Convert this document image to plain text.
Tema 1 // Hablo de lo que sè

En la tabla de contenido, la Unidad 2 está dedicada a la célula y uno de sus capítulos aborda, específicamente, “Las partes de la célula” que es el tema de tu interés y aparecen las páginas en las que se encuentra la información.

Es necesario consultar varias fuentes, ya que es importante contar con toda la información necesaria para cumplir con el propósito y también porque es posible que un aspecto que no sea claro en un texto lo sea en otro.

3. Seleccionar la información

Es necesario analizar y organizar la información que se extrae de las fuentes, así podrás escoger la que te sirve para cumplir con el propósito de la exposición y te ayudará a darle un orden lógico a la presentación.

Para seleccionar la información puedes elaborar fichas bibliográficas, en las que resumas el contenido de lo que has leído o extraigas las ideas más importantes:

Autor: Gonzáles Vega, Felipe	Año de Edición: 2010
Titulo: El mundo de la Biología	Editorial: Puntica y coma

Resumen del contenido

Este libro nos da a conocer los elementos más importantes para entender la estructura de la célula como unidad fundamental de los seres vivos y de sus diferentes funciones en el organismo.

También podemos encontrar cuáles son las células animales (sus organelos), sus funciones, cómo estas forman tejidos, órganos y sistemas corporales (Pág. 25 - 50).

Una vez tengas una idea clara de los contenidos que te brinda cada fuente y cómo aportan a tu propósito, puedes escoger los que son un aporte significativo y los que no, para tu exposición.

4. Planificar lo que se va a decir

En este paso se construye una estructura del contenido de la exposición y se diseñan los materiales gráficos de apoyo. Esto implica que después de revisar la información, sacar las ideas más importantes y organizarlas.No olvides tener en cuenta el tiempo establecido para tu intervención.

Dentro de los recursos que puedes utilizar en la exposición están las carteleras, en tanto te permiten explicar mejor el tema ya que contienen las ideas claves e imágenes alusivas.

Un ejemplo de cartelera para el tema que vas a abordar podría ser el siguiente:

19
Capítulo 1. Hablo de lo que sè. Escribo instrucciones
☆ ☆ ☆ ☆
ABOUT THIS EXERCISE
List all lines in the material containing the string "ideas".

TASK OUTPUT
Para seleccionar la información puedes elaborar fichas bibliográficas, en las que resumas el contenido de lo que has leído o extraigas las ideas más importantes:
En este paso se construye una estructura del contenido de la exposición y se diseñan los materiales gráficos de apoyo. Esto implica que después de revisar la información, sacar las ideas más importantes y organizarlas.No olvides tener en cuenta el tiempo establecido para tu intervención.
Dentro de los recursos que puedes utilizar en la exposición están las carteleras, en tanto te permiten explicar mejor el tema ya que contienen las ideas claves e imágenes alusivas.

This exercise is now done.